Task details
Rewrite the lines of the material below as a JSON list of strings, one string per line, with blank lines omitted. Include every line of the material except the pictures.

Entries provided
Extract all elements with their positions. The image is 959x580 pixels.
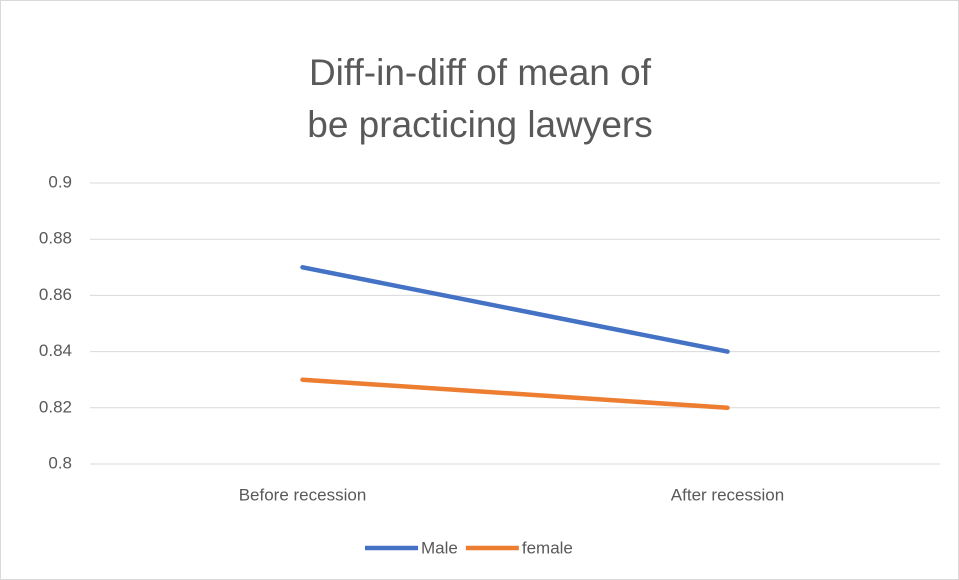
- y-tick-label: 0.82: [39, 397, 72, 416]
- legend-label: Male: [421, 538, 458, 557]
- y-tick-label: 0.9: [48, 172, 72, 191]
- x-tick-label: After recession: [671, 485, 784, 504]
- y-tick-label: 0.88: [39, 229, 72, 248]
- y-tick-label: 0.8: [48, 453, 72, 472]
- legend-label: female: [522, 538, 573, 557]
- series-line: [300, 265, 730, 354]
- x-tick-label: Before recession: [239, 485, 367, 504]
- y-tick-label: 0.86: [39, 285, 72, 304]
- chart-title: Diff-in-diff of mean of: [309, 52, 652, 93]
- y-tick-label: 0.84: [39, 341, 72, 360]
- series-line: [300, 377, 730, 411]
- chart-title: be practicing lawyers: [307, 104, 652, 145]
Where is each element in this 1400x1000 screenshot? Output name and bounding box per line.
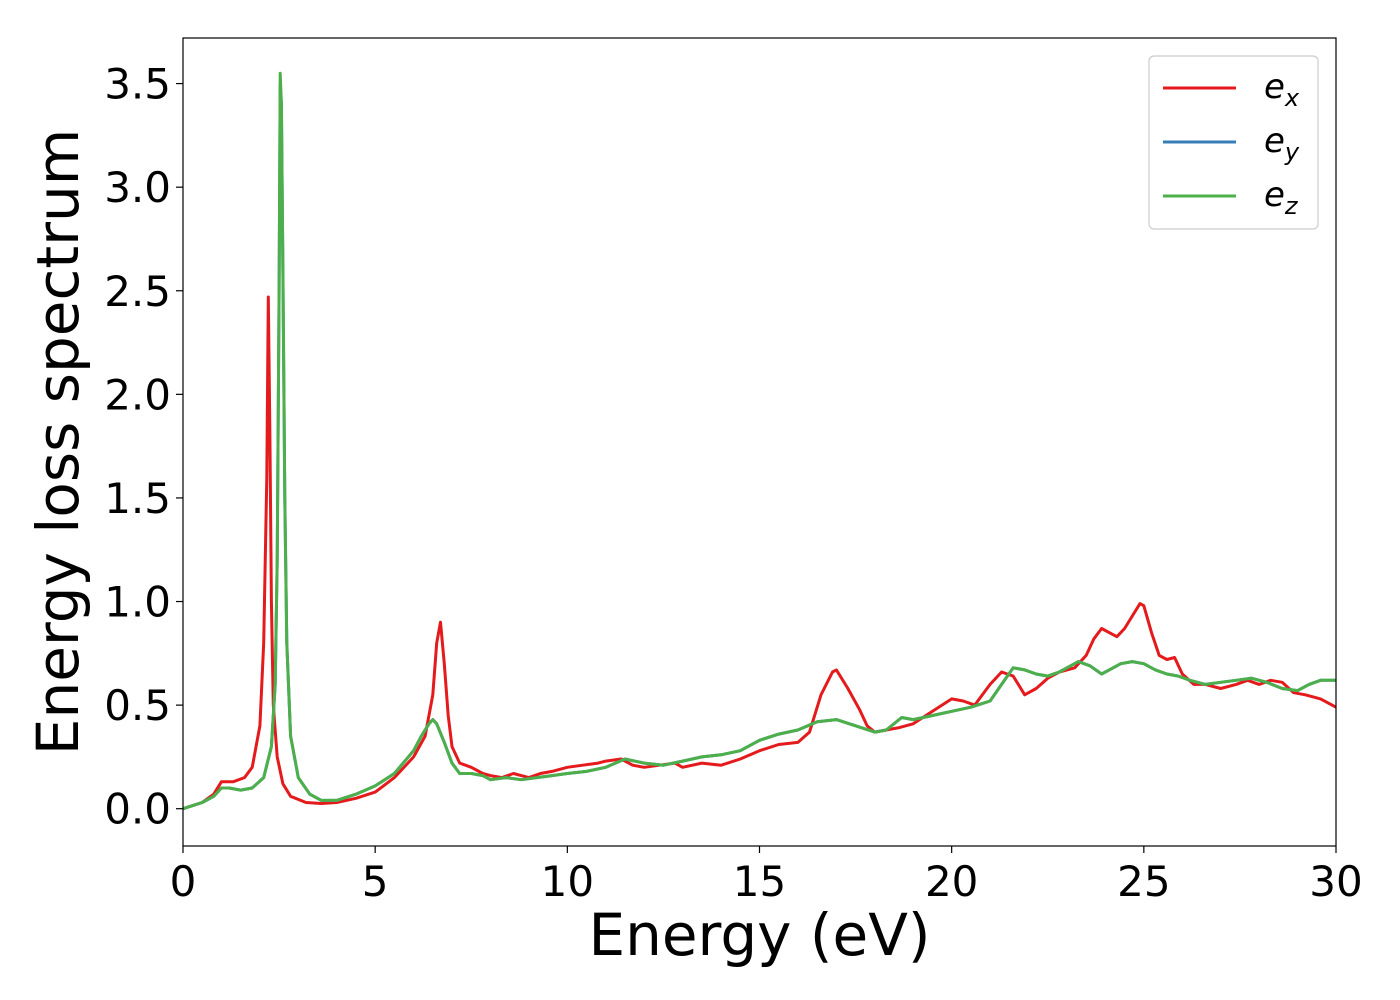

Correct answer
[
  "Extract all elements with their positions. The image is 959x580 pixels.",
  "- y-tick-label: 0.82: [39, 397, 72, 416]",
  "- legend-label: Male: [421, 538, 458, 557]",
  "- y-tick-label: 0.9: [48, 172, 72, 191]",
  "- x-tick-label: After recession: [671, 485, 784, 504]",
  "- y-tick-label: 0.88: [39, 229, 72, 248]",
  "- y-tick-label: 0.8: [48, 453, 72, 472]",
  "- legend-label: female: [522, 538, 573, 557]",
  "- series-line: [300, 265, 730, 354]",
  "- x-tick-label: Before recession: [239, 485, 367, 504]",
  "- y-tick-label: 0.86: [39, 285, 72, 304]",
  "- chart-title: Diff-in-diff of mean of: [309, 52, 652, 93]",
  "- y-tick-label: 0.84: [39, 341, 72, 360]",
  "- series-line: [300, 377, 730, 411]",
  "- chart-title: be practicing lawyers: [307, 104, 652, 145]",
  "Where is each element in this 1400x1000 screenshot? Output name and bounding box per line."
]